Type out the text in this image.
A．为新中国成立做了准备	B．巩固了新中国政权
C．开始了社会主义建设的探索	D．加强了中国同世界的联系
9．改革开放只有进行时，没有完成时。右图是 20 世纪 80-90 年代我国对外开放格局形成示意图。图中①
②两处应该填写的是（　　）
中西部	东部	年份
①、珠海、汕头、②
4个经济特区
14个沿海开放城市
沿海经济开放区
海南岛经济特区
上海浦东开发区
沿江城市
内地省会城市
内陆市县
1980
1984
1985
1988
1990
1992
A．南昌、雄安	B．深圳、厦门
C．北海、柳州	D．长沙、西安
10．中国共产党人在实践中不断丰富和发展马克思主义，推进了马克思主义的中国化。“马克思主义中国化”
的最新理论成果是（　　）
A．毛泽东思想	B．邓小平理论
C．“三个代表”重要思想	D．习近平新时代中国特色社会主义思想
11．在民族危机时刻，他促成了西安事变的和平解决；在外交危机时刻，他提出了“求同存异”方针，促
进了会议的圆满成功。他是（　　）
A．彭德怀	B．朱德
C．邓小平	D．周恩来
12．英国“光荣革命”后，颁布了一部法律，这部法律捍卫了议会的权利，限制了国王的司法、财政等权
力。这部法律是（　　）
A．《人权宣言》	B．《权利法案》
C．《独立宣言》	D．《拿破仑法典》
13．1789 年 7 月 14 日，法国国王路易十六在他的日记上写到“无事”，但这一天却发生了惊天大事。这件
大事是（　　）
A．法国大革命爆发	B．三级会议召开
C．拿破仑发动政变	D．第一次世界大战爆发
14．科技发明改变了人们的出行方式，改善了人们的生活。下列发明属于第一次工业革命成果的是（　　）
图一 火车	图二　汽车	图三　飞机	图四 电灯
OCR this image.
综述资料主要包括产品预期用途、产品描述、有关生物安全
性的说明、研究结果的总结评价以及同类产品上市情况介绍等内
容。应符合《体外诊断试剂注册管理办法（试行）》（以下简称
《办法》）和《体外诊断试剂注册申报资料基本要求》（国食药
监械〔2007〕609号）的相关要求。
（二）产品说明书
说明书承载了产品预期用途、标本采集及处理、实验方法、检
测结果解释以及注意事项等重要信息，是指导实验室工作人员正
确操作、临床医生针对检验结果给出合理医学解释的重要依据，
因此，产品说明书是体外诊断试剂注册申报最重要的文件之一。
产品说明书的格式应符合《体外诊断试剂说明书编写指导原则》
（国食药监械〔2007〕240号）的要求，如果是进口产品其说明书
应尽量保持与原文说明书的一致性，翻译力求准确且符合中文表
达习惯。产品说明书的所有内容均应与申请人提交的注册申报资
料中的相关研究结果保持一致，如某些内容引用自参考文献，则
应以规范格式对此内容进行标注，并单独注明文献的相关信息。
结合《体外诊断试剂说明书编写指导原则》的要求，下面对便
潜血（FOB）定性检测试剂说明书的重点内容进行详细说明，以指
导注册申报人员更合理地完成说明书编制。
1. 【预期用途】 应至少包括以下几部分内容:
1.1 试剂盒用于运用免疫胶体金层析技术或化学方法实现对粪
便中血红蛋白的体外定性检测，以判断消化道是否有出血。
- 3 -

Task details -> Extract each line holding the string "体外诊断试剂说明书编写指导原则".

Task output ->
产品说明书的格式应符合《体外诊断试剂说明书编写指导原则》
结合《体外诊断试剂说明书编写指导原则》的要求，下面对便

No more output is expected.